SET TASK ::
Could you set out every line of the material below as a numbered list, skipping blank lines and leaving the pictures out?

INFORMATION GIVEN ::
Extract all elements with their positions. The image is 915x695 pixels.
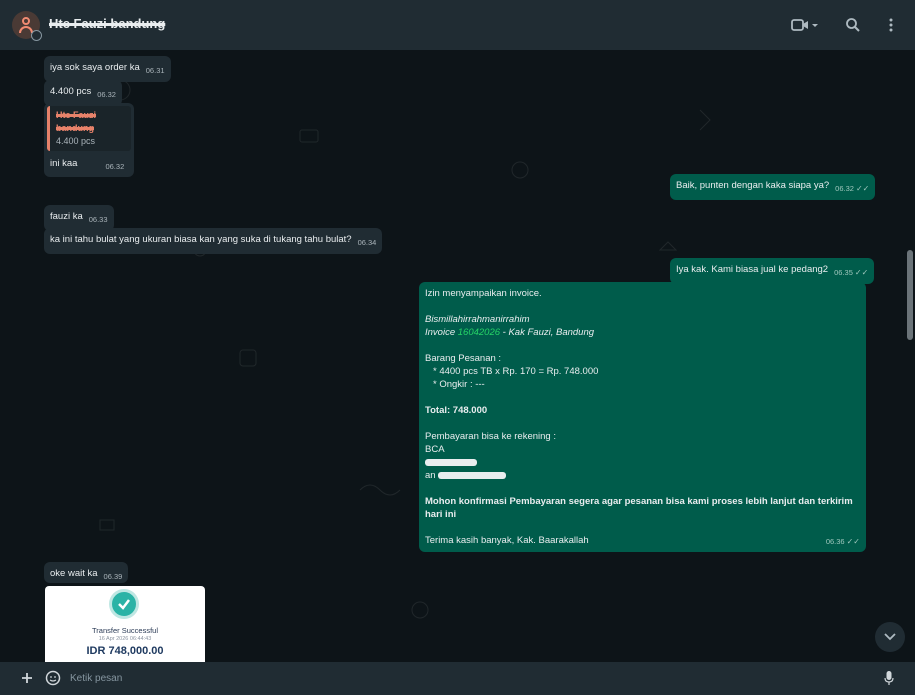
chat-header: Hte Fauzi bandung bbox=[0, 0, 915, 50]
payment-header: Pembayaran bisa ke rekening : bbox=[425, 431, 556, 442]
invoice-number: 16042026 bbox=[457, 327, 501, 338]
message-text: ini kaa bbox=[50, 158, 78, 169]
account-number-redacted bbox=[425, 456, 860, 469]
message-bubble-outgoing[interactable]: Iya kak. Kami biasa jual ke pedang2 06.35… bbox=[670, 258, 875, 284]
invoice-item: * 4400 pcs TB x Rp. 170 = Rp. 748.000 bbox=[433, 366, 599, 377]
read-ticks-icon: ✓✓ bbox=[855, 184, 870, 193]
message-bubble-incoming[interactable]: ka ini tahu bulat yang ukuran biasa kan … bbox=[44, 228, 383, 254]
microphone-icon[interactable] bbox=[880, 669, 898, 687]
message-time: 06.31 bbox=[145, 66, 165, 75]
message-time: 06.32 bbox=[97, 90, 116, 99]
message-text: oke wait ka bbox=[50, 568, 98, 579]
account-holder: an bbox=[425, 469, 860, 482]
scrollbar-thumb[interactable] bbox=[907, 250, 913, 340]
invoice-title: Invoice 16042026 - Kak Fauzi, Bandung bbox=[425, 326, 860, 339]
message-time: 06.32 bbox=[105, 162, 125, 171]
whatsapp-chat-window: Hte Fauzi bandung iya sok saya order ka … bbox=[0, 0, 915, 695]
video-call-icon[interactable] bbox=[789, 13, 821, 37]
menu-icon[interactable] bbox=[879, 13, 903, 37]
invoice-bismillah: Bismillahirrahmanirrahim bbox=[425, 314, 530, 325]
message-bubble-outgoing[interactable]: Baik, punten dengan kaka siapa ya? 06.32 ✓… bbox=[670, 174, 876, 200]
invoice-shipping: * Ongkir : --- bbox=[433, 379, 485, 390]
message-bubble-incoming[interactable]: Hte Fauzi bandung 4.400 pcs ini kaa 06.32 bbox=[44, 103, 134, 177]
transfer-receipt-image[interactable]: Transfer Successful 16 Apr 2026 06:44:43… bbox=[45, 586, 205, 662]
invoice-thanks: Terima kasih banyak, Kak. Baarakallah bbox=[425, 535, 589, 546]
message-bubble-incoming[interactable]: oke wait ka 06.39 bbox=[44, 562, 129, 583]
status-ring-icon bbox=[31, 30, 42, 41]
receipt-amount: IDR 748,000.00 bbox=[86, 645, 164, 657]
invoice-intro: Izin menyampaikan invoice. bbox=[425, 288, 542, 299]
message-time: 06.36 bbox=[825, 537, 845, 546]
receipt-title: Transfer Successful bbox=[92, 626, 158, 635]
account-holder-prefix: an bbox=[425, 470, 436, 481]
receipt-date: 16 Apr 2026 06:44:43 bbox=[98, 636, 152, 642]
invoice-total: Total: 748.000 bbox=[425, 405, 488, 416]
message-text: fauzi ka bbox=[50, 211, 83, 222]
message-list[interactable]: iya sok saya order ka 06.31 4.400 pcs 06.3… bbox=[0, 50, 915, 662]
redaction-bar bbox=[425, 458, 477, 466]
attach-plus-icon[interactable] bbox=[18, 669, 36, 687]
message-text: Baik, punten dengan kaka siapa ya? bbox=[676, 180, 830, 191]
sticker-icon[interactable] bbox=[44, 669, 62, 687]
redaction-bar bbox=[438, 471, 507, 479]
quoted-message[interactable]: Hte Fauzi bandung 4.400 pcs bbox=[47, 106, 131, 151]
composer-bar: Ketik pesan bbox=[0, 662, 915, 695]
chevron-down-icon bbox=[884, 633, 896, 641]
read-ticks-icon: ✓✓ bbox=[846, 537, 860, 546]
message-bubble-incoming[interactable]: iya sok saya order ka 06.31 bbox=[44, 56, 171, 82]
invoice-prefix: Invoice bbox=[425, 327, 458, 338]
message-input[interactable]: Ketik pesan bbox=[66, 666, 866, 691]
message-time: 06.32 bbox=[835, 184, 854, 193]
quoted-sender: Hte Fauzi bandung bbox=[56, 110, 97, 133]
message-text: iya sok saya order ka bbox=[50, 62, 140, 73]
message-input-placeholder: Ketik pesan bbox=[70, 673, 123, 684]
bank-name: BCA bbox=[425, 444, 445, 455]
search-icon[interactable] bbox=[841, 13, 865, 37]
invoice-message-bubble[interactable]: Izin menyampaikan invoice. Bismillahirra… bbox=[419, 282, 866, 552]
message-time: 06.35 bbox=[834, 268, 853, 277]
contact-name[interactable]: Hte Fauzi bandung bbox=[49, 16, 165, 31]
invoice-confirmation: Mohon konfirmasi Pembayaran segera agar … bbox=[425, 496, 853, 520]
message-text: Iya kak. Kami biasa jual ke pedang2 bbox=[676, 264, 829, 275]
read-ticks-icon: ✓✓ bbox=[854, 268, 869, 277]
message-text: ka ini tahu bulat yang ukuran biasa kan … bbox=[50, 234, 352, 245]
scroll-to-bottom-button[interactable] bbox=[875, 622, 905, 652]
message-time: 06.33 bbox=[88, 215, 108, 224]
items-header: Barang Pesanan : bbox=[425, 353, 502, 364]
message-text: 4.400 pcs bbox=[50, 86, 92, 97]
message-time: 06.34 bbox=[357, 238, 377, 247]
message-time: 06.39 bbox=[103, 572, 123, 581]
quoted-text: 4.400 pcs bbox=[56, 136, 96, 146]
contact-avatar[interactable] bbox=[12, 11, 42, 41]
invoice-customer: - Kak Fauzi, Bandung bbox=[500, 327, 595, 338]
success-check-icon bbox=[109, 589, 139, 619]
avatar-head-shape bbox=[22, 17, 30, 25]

FINAL RESULT ::
1. Extract all elements with their positions. The image is 915x695 pixels.
2. chat-header: Hte Fauzi bandung bbox=[0, 0, 915, 50]
3. payment-header: Pembayaran bisa ke rekening : bbox=[425, 431, 556, 442]
4. invoice-number: 16042026 bbox=[457, 327, 501, 338]
5. message-text: ini kaa bbox=[50, 158, 78, 169]
6. account-number-redacted bbox=[425, 456, 860, 469]
7. message-bubble-outgoing[interactable]: Iya kak. Kami biasa jual ke pedang2 06.35… bbox=[670, 258, 875, 284]
8. invoice-item: * 4400 pcs TB x Rp. 170 = Rp. 748.000 bbox=[433, 366, 599, 377]
9. read-ticks-icon: ✓✓ bbox=[855, 184, 870, 193]
10. message-bubble-incoming[interactable]: ka ini tahu bulat yang ukuran biasa kan … bbox=[44, 228, 383, 254]
11. microphone-icon[interactable] bbox=[880, 669, 898, 687]
12. message-time: 06.31 bbox=[145, 66, 165, 75]
13. message-time: 06.32 bbox=[97, 90, 116, 99]
14. message-text: oke wait ka bbox=[50, 568, 98, 579]
15. account-holder: an bbox=[425, 469, 860, 482]
16. scrollbar-thumb[interactable] bbox=[907, 250, 913, 340]
17. invoice-title: Invoice 16042026 - Kak Fauzi, Bandung bbox=[425, 326, 860, 339]
18. message-time: 06.32 bbox=[105, 162, 125, 171]
19. whatsapp-chat-window: Hte Fauzi bandung iya sok saya order ka … bbox=[0, 0, 915, 695]
20. video-call-icon[interactable] bbox=[789, 13, 821, 37]
21. menu-icon[interactable] bbox=[879, 13, 903, 37]
22. invoice-bismillah: Bismillahirrahmanirrahim bbox=[425, 314, 530, 325]
23. message-bubble-outgoing[interactable]: Baik, punten dengan kaka siapa ya? 06.32 ✓… bbox=[670, 174, 876, 200]
24. invoice-shipping: * Ongkir : --- bbox=[433, 379, 485, 390]
25. message-bubble-incoming[interactable]: Hte Fauzi bandung 4.400 pcs ini kaa 06.32 bbox=[44, 103, 134, 177]
26. transfer-receipt-image[interactable]: Transfer Successful 16 Apr 2026 06:44:43… bbox=[45, 586, 205, 662]
27. invoice-thanks: Terima kasih banyak, Kak. Baarakallah bbox=[425, 535, 589, 546]
28. message-bubble-incoming[interactable]: oke wait ka 06.39 bbox=[44, 562, 129, 583]
29. status-ring-icon bbox=[31, 30, 42, 41]
30. receipt-amount: IDR 748,000.00 bbox=[86, 645, 164, 657]
31. invoice-intro: Izin menyampaikan invoice. bbox=[425, 288, 542, 299]
32. message-time: 06.36 bbox=[825, 537, 845, 546]
33. receipt-title: Transfer Successful bbox=[92, 626, 158, 635]
34. account-holder-prefix: an bbox=[425, 470, 436, 481]
35. receipt-date: 16 Apr 2026 06:44:43 bbox=[98, 636, 152, 642]
36. invoice-total: Total: 748.000 bbox=[425, 405, 488, 416]
37. message-text: fauzi ka bbox=[50, 211, 83, 222]
38. message-list[interactable]: iya sok saya order ka 06.31 4.400 pcs 06.3… bbox=[0, 50, 915, 662]
39. redaction-bar bbox=[425, 458, 477, 466]
40. attach-plus-icon[interactable] bbox=[18, 669, 36, 687]
41. message-text: Baik, punten dengan kaka siapa ya? bbox=[676, 180, 830, 191]
42. sticker-icon[interactable] bbox=[44, 669, 62, 687]
43. redaction-bar bbox=[438, 471, 507, 479]
44. quoted-message[interactable]: Hte Fauzi bandung 4.400 pcs bbox=[47, 106, 131, 151]
45. composer-bar: Ketik pesan bbox=[0, 662, 915, 695]
46. chevron-down-icon bbox=[884, 633, 896, 641]
47. read-ticks-icon: ✓✓ bbox=[846, 537, 860, 546]
48. message-bubble-incoming[interactable]: iya sok saya order ka 06.31 bbox=[44, 56, 171, 82]
49. invoice-prefix: Invoice bbox=[425, 327, 458, 338]
50. message-input[interactable]: Ketik pesan bbox=[66, 666, 866, 691]
51. message-time: 06.32 bbox=[835, 184, 854, 193]
52. quoted-sender: Hte Fauzi bandung bbox=[56, 110, 97, 133]
53. message-text: iya sok saya order ka bbox=[50, 62, 140, 73]
54. message-input-placeholder: Ketik pesan bbox=[70, 673, 123, 684]
55. bank-name: BCA bbox=[425, 444, 445, 455]
56. search-icon[interactable] bbox=[841, 13, 865, 37]
57. invoice-message-bubble[interactable]: Izin menyampaikan invoice. Bismillahirra… bbox=[419, 282, 866, 552]
58. message-time: 06.35 bbox=[834, 268, 853, 277]
59. contact-name[interactable]: Hte Fauzi bandung bbox=[49, 16, 165, 31]
60. invoice-confirmation: Mohon konfirmasi Pembayaran segera agar … bbox=[425, 496, 853, 520]
61. message-text: Iya kak. Kami biasa jual ke pedang2 bbox=[676, 264, 829, 275]
62. read-ticks-icon: ✓✓ bbox=[854, 268, 869, 277]
63. message-text: ka ini tahu bulat yang ukuran biasa kan … bbox=[50, 234, 352, 245]
64. scroll-to-bottom-button[interactable] bbox=[875, 622, 905, 652]
65. message-time: 06.33 bbox=[88, 215, 108, 224]
66. items-header: Barang Pesanan : bbox=[425, 353, 502, 364]
67. message-text: 4.400 pcs bbox=[50, 86, 92, 97]
68. message-time: 06.34 bbox=[357, 238, 377, 247]
69. message-time: 06.39 bbox=[103, 572, 123, 581]
70. quoted-text: 4.400 pcs bbox=[56, 136, 96, 146]
71. contact-avatar[interactable] bbox=[12, 11, 42, 41]
72. invoice-customer: - Kak Fauzi, Bandung bbox=[500, 327, 595, 338]
73. success-check-icon bbox=[109, 589, 139, 619]
74. avatar-head-shape bbox=[22, 17, 30, 25]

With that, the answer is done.